(WHAT THE EXERCISE ASKS):
Where a line contains the word "error", copy that line in full.
[BEGIN EXTRACTED RECORDS]
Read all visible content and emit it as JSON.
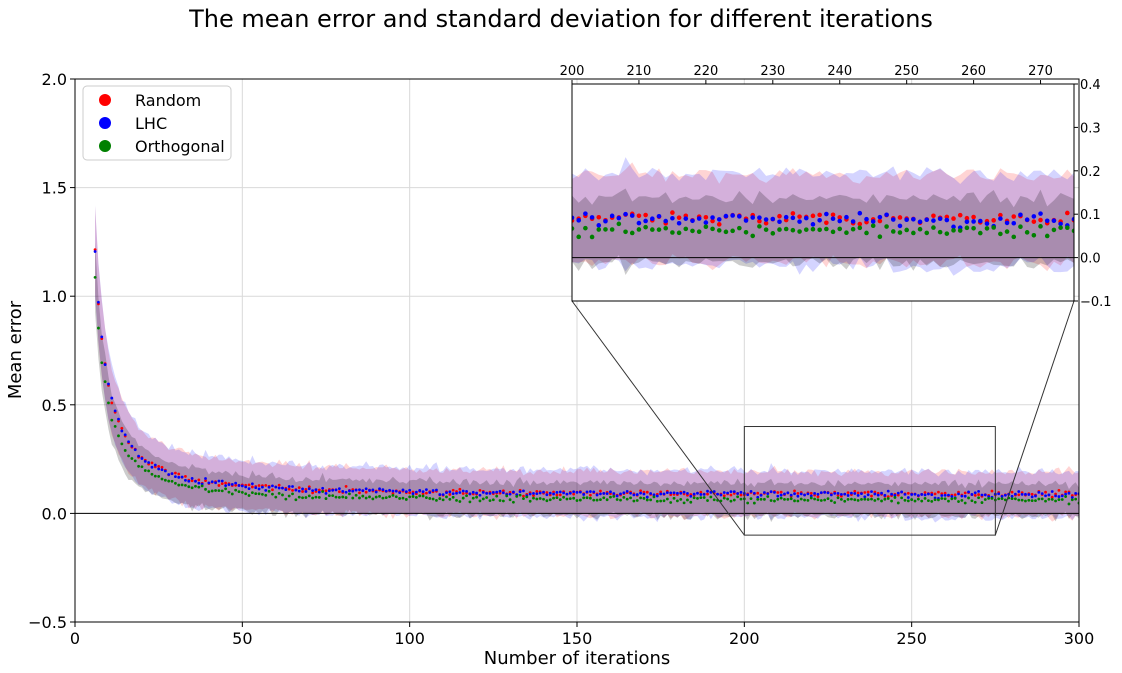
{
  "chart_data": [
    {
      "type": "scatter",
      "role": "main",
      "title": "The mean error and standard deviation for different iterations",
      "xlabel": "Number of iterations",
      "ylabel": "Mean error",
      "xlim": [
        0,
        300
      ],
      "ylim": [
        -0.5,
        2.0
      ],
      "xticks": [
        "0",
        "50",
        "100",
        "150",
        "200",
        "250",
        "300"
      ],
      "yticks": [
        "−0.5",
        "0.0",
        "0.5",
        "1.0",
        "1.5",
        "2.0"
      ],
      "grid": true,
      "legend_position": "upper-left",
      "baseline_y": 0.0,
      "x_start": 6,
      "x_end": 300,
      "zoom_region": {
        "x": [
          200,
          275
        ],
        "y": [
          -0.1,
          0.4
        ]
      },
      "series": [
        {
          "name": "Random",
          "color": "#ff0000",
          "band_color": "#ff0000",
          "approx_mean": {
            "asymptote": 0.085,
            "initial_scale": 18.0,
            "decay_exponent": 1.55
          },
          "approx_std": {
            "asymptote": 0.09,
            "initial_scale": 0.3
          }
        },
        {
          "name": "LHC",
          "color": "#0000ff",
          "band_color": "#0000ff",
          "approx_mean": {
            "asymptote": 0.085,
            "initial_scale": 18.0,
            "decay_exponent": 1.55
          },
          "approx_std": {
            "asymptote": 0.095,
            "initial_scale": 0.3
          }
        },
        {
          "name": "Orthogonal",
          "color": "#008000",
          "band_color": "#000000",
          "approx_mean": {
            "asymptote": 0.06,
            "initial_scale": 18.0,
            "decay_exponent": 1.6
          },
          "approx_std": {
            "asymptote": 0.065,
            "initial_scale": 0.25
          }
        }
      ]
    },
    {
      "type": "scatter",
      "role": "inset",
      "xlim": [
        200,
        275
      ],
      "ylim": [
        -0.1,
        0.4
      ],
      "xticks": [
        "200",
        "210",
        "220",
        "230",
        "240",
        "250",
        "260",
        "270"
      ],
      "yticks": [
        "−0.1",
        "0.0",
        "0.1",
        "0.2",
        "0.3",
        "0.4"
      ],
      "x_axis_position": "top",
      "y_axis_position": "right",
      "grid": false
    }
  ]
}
[END EXTRACTED RECORDS]
[BEGIN EXTRACTED RECORDS]
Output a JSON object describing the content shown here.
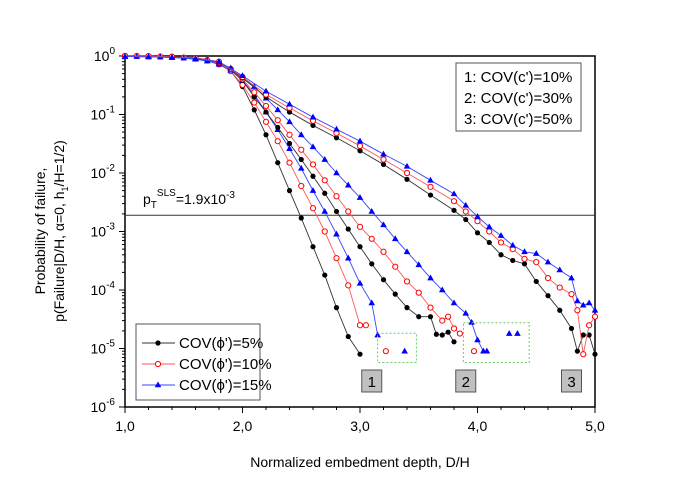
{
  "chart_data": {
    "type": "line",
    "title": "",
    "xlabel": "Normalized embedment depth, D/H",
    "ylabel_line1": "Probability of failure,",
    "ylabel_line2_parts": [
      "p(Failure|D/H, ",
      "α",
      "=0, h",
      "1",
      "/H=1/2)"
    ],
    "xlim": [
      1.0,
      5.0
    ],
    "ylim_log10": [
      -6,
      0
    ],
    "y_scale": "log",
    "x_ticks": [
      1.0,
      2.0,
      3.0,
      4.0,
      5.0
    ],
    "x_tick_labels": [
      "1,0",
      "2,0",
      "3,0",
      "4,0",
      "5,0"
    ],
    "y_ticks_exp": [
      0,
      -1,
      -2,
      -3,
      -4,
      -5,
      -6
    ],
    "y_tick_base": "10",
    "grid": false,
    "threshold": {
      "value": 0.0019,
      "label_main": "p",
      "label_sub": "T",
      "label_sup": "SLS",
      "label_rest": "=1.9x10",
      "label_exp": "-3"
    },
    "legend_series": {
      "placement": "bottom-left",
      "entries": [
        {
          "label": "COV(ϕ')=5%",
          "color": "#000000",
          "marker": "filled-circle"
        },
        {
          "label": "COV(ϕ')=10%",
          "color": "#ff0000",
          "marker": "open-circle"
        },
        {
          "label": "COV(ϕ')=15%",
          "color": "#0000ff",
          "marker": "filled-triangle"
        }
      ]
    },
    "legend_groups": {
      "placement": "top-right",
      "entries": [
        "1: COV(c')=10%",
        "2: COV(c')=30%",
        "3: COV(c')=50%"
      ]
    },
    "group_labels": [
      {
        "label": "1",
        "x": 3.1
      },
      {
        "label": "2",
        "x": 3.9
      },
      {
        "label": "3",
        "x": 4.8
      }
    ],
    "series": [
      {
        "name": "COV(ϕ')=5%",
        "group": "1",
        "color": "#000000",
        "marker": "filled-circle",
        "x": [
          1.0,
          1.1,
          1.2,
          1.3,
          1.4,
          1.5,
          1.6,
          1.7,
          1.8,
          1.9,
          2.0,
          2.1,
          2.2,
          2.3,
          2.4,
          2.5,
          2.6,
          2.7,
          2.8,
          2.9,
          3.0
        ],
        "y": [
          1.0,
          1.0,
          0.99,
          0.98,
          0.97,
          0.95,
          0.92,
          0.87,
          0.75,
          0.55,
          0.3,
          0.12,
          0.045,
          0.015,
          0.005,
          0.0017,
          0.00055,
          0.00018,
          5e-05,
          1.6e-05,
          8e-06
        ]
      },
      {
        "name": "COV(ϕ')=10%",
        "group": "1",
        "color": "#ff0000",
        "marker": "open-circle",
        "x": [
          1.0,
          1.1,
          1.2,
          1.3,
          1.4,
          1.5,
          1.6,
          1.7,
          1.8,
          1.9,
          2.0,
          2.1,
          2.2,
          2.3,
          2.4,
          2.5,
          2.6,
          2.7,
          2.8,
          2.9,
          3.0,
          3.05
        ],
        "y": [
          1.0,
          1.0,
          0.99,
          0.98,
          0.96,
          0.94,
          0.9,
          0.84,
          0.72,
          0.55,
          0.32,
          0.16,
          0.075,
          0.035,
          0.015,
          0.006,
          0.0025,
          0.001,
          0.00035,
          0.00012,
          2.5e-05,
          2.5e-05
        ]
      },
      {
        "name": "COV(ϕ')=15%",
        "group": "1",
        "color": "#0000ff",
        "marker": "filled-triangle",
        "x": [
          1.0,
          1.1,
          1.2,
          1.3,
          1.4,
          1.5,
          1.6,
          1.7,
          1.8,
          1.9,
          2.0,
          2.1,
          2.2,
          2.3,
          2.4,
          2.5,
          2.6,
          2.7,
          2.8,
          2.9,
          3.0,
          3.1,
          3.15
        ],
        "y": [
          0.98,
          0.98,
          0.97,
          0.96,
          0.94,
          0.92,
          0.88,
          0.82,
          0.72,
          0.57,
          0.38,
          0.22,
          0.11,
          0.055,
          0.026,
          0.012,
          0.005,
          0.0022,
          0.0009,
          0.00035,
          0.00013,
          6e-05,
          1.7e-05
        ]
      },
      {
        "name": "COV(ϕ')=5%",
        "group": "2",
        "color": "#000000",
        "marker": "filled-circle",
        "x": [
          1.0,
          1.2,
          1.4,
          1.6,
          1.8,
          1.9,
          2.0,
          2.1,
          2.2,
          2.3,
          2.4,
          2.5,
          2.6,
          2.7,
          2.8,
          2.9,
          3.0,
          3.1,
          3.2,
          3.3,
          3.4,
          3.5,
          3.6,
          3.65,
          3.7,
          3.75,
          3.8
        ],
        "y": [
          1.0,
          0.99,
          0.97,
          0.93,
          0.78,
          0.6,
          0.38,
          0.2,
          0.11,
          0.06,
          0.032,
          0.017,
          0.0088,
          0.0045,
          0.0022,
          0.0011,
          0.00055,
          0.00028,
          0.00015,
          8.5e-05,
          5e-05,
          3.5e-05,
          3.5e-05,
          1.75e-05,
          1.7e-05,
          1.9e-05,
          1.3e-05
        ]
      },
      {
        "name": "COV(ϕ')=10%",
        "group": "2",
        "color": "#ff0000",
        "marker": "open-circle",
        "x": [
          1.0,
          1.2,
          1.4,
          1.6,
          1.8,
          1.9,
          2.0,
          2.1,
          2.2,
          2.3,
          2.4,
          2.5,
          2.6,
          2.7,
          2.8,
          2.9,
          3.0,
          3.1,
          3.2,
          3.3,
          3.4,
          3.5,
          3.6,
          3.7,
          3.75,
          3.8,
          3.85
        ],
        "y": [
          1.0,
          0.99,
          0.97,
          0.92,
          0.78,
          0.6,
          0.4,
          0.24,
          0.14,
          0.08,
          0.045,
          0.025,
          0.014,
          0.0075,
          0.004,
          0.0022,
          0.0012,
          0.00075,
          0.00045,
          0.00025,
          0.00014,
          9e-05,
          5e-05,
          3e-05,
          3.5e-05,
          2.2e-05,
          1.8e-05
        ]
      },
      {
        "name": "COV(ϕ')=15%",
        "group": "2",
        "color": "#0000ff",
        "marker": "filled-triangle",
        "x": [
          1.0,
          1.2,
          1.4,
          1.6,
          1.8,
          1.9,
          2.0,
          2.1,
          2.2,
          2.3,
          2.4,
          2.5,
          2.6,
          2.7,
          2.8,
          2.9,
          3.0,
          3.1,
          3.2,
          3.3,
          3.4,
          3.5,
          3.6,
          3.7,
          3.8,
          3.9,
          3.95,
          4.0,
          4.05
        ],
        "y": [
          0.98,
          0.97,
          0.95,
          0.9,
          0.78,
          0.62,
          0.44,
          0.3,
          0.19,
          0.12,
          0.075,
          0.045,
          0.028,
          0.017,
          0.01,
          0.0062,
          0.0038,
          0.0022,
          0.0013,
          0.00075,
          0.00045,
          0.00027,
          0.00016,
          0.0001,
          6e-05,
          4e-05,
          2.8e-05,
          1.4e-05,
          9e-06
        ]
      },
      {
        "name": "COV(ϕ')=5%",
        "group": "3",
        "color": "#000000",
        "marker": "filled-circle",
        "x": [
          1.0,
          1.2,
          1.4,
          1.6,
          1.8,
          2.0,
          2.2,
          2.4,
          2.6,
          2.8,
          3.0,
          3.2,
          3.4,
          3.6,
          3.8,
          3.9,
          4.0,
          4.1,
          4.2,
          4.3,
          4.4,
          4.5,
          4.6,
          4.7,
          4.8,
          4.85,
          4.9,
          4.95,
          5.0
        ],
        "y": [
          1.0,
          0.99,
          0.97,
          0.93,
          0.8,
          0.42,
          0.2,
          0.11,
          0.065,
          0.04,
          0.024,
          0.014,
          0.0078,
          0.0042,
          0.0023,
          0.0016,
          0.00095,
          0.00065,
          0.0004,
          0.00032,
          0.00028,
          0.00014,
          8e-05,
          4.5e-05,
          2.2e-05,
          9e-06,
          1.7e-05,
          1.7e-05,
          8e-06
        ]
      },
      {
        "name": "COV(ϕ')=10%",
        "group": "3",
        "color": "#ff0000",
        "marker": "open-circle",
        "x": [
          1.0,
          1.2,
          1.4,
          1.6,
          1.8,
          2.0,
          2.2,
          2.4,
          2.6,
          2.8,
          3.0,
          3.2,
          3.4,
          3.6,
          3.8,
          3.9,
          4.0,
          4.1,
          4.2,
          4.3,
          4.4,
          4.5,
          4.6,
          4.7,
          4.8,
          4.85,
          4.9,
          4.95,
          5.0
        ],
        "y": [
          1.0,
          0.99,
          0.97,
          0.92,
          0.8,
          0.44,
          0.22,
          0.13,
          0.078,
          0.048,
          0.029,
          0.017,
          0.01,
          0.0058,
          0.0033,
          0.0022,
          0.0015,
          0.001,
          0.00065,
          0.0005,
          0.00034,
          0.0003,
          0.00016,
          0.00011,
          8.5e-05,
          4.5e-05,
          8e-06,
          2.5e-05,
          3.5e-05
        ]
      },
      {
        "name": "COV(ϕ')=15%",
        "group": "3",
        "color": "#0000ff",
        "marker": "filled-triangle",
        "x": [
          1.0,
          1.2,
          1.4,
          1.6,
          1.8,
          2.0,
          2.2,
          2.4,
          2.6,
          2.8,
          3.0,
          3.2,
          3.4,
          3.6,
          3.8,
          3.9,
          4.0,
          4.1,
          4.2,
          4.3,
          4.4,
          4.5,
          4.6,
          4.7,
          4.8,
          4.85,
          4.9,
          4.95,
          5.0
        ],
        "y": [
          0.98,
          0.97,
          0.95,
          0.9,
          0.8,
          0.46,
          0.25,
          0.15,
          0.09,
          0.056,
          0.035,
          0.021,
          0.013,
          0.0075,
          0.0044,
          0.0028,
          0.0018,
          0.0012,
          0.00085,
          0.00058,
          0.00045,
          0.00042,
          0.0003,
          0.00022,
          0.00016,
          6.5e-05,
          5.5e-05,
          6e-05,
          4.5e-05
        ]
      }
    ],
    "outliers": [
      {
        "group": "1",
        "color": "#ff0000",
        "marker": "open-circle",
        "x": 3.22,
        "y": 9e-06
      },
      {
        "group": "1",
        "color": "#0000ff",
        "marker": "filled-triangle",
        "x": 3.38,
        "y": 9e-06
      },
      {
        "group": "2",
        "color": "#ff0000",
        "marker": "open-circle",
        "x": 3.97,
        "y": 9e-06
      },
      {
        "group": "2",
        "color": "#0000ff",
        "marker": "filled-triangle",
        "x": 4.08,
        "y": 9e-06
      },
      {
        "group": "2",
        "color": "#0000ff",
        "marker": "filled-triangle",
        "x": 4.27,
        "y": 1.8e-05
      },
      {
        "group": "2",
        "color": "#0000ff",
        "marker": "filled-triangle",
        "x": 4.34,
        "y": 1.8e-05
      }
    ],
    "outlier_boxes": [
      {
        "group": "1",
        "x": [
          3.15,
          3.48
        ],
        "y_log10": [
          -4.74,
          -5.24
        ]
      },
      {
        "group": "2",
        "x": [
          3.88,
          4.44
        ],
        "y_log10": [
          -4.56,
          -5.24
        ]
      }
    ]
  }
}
[END EXTRACTED RECORDS]
[BEGIN EXTRACTED RECORDS]
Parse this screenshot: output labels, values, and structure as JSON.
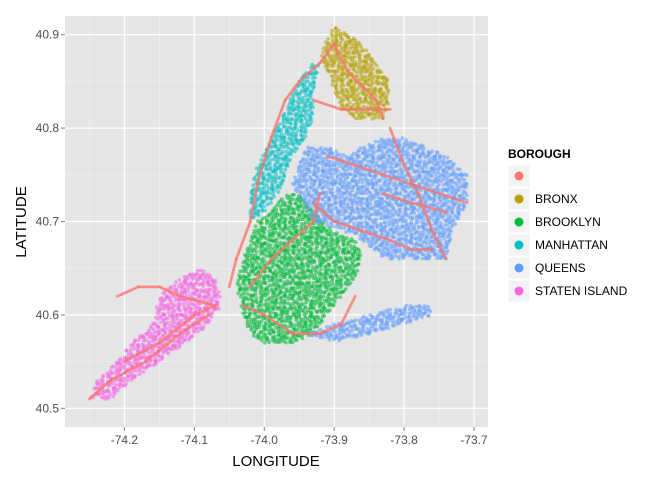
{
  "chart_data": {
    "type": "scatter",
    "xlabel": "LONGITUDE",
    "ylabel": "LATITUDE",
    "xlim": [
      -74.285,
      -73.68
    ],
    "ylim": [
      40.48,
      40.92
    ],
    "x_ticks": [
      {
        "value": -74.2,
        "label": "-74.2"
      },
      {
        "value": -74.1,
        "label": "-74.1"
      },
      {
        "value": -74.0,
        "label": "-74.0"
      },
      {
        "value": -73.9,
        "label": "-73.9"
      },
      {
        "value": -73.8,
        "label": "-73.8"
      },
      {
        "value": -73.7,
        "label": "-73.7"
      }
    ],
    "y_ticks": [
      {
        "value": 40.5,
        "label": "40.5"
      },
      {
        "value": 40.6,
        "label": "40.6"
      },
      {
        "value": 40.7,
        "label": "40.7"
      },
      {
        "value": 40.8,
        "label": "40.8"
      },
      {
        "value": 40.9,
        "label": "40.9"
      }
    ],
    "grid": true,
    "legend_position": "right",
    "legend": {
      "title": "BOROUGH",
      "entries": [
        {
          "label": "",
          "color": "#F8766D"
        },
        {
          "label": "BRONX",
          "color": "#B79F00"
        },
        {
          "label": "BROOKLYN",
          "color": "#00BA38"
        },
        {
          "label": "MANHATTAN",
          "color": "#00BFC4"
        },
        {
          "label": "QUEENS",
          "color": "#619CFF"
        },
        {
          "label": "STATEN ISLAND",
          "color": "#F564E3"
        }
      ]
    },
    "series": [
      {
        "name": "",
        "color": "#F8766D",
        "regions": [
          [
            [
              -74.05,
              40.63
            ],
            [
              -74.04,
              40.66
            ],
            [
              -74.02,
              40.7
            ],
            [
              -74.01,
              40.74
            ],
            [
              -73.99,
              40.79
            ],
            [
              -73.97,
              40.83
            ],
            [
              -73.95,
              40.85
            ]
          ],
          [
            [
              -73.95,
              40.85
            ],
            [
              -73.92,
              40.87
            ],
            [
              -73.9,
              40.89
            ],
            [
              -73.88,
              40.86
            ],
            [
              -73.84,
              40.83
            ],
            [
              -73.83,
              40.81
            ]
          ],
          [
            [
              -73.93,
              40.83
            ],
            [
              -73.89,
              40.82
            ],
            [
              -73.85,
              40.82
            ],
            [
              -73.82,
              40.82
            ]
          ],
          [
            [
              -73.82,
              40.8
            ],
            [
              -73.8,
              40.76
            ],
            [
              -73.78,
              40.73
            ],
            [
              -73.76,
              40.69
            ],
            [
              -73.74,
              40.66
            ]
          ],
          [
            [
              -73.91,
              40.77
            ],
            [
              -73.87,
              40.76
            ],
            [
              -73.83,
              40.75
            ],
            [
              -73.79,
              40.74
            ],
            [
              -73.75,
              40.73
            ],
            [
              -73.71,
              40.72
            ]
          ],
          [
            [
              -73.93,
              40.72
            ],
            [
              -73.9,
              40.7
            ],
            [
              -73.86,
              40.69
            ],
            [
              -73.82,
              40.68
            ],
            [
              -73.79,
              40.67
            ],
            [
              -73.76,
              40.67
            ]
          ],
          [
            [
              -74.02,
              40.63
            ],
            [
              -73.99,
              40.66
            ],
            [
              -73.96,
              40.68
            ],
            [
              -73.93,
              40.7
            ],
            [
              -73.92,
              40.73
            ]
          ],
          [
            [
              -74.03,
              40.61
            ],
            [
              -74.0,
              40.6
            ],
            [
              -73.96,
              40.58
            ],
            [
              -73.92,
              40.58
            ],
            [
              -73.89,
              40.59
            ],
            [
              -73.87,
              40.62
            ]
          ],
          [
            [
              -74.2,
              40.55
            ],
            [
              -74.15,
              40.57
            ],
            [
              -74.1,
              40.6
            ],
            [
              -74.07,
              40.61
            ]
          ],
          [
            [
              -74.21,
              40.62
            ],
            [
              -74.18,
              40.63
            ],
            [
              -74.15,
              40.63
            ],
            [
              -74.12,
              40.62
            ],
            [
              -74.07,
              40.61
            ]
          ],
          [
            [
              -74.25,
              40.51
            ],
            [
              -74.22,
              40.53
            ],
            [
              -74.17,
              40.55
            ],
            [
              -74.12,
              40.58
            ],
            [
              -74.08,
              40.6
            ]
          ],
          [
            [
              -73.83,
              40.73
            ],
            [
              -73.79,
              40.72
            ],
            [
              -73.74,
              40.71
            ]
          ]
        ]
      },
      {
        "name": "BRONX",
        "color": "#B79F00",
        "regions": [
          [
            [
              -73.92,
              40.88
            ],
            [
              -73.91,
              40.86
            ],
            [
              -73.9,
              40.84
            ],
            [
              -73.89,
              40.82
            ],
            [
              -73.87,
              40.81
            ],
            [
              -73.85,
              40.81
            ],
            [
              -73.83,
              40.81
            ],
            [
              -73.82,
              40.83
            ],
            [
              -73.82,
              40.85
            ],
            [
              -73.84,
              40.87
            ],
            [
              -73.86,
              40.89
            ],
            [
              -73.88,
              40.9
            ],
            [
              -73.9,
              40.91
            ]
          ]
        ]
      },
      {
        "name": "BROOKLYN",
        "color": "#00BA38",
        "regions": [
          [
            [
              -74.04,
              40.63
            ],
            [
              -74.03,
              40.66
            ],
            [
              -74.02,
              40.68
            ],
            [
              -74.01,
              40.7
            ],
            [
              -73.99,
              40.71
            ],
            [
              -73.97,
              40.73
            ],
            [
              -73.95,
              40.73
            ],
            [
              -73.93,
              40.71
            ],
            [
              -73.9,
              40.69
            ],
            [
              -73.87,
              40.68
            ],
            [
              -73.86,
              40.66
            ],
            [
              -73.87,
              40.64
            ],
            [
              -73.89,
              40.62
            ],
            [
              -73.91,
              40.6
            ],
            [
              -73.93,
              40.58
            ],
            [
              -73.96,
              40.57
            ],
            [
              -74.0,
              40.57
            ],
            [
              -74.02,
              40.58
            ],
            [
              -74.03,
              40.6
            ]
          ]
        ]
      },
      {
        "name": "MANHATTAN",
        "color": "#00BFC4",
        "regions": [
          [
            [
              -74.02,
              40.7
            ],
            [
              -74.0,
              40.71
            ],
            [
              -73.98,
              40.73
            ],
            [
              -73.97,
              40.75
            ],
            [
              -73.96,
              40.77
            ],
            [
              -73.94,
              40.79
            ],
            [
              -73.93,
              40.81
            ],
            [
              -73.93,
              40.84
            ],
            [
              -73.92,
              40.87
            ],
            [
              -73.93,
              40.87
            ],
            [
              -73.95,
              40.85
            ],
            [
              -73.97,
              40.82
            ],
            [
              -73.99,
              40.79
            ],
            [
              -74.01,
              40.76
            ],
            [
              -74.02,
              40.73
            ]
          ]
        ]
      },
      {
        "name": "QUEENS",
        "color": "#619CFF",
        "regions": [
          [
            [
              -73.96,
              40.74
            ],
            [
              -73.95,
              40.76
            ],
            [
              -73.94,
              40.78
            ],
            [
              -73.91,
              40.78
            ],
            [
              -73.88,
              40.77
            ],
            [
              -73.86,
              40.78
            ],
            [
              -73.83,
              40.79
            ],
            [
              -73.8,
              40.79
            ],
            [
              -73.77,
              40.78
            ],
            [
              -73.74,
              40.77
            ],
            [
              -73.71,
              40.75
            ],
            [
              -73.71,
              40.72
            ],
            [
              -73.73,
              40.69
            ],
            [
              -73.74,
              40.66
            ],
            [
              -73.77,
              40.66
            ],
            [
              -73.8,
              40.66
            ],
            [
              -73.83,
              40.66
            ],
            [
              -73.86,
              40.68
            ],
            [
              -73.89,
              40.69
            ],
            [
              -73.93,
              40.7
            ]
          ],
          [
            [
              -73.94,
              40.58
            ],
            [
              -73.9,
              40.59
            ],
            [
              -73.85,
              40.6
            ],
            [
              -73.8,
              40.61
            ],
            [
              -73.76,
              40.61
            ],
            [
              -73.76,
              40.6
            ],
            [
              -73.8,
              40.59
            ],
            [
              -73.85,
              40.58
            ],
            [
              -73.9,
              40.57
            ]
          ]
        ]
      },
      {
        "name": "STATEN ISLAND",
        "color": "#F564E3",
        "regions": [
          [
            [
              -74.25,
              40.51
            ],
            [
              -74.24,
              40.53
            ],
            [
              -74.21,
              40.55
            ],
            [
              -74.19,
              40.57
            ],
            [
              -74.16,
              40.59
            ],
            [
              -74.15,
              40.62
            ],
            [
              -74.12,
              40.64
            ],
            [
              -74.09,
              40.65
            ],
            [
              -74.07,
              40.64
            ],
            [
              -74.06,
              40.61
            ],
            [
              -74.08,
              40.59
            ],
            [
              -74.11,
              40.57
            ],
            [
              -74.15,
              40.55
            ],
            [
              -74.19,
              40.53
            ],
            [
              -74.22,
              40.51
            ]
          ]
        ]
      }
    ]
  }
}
[END EXTRACTED RECORDS]
(THE OUTPUT):
      "title": "The mean error and standard deviation for different iterations",
      "ylabel": "Mean error",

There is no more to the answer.